Short problem: Please reproduce every record, keeping each one exactly as written.

══════

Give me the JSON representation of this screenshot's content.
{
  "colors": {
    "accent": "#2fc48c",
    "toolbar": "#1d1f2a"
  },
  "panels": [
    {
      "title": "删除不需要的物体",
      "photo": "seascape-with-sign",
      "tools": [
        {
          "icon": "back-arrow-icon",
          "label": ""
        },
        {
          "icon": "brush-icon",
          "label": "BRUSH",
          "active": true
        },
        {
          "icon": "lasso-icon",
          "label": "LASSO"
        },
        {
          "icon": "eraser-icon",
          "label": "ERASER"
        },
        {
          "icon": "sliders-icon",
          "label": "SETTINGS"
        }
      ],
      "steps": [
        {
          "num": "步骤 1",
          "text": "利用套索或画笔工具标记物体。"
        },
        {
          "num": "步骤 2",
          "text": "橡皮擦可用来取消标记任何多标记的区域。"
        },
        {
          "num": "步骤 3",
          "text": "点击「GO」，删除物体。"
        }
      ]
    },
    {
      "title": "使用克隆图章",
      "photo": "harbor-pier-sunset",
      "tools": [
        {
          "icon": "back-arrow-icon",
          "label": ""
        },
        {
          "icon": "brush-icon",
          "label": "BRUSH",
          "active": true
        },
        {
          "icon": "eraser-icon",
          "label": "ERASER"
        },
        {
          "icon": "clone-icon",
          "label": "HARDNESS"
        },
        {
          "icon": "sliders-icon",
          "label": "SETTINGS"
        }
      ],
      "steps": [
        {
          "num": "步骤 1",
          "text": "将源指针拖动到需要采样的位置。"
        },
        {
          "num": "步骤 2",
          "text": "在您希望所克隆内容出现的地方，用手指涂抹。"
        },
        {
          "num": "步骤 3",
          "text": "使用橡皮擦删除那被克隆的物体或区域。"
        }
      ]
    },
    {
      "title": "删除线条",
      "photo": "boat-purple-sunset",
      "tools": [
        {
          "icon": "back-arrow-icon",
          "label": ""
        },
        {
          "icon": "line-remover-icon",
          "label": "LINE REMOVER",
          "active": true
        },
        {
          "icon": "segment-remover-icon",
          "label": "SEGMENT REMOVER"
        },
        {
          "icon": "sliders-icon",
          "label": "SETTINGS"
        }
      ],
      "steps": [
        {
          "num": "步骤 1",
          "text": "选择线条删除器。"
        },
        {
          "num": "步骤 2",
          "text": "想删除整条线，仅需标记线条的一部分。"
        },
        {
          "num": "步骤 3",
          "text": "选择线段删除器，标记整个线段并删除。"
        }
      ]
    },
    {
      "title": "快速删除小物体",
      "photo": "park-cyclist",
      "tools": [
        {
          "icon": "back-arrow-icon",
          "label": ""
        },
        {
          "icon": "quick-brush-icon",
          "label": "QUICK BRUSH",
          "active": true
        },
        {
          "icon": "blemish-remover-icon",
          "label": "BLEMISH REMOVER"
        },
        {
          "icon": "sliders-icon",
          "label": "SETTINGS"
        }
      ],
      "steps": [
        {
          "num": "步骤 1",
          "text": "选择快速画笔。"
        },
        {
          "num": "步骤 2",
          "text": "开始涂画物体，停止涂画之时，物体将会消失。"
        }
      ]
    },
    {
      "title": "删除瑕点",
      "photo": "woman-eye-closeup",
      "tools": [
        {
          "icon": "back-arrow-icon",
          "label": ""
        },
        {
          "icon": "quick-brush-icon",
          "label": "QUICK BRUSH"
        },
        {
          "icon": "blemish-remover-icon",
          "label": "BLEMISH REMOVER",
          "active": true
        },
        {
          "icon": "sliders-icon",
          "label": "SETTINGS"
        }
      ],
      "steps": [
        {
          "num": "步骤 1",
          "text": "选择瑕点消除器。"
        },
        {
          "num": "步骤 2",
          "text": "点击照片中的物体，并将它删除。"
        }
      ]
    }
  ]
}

══════

Solution:
Give me the JSON representation of this screenshot's content.
{
  "colors": {
    "accent": "#2fc48c",
    "toolbar": "#1d1f2a"
  },
  "panels": [
    {
      "title": "删除不需要的物体",
      "photo": "seascape-with-sign",
      "tools": [
        {
          "icon": "back-arrow-icon",
          "label": ""
        },
        {
          "icon": "brush-icon",
          "label": "BRUSH",
          "active": true
        },
        {
          "icon": "lasso-icon",
          "label": "LASSO"
        },
        {
          "icon": "eraser-icon",
          "label": "ERASER"
        },
        {
          "icon": "sliders-icon",
          "label": "SETTINGS"
        }
      ],
      "steps": [
        {
          "num": "步骤 1",
          "text": "利用套索或画笔工具标记物体。"
        },
        {
          "num": "步骤 2",
          "text": "橡皮擦可用来取消标记任何多标记的区域。"
        },
        {
          "num": "步骤 3",
          "text": "点击「GO」，删除物体。"
        }
      ]
    },
    {
      "title": "使用克隆图章",
      "photo": "harbor-pier-sunset",
      "tools": [
        {
          "icon": "back-arrow-icon",
          "label": ""
        },
        {
          "icon": "brush-icon",
          "label": "BRUSH",
          "active": true
        },
        {
          "icon": "eraser-icon",
          "label": "ERASER"
        },
        {
          "icon": "clone-icon",
          "label": "HARDNESS"
        },
        {
          "icon": "sliders-icon",
          "label": "SETTINGS"
        }
      ],
      "steps": [
        {
          "num": "步骤 1",
          "text": "将源指针拖动到需要采样的位置。"
        },
        {
          "num": "步骤 2",
          "text": "在您希望所克隆内容出现的地方，用手指涂抹。"
        },
        {
          "num": "步骤 3",
          "text": "使用橡皮擦删除那被克隆的物体或区域。"
        }
      ]
    },
    {
      "title": "删除线条",
      "photo": "boat-purple-sunset",
      "tools": [
        {
          "icon": "back-arrow-icon",
          "label": ""
        },
        {
          "icon": "line-remover-icon",
          "label": "LINE REMOVER",
          "active": true
        },
        {
          "icon": "segment-remover-icon",
          "label": "SEGMENT REMOVER"
        },
        {
          "icon": "sliders-icon",
          "label": "SETTINGS"
        }
      ],
      "steps": [
        {
          "num": "步骤 1",
          "text": "选择线条删除器。"
        },
        {
          "num": "步骤 2",
          "text": "想删除整条线，仅需标记线条的一部分。"
        },
        {
          "num": "步骤 3",
          "text": "选择线段删除器，标记整个线段并删除。"
        }
      ]
    },
    {
      "title": "快速删除小物体",
      "photo": "park-cyclist",
      "tools": [
        {
          "icon": "back-arrow-icon",
          "label": ""
        },
        {
          "icon": "quick-brush-icon",
          "label": "QUICK BRUSH",
          "active": true
        },
        {
          "icon": "blemish-remover-icon",
          "label": "BLEMISH REMOVER"
        },
        {
          "icon": "sliders-icon",
          "label": "SETTINGS"
        }
      ],
      "steps": [
        {
          "num": "步骤 1",
          "text": "选择快速画笔。"
        },
        {
          "num": "步骤 2",
          "text": "开始涂画物体，停止涂画之时，物体将会消失。"
        }
      ]
    },
    {
      "title": "删除瑕点",
      "photo": "woman-eye-closeup",
      "tools": [
        {
          "icon": "back-arrow-icon",
          "label": ""
        },
        {
          "icon": "quick-brush-icon",
          "label": "QUICK BRUSH"
        },
        {
          "icon": "blemish-remover-icon",
          "label": "BLEMISH REMOVER",
          "active": true
        },
        {
          "icon": "sliders-icon",
          "label": "SETTINGS"
        }
      ],
      "steps": [
        {
          "num": "步骤 1",
          "text": "选择瑕点消除器。"
        },
        {
          "num": "步骤 2",
          "text": "点击照片中的物体，并将它删除。"
        }
      ]
    }
  ]
}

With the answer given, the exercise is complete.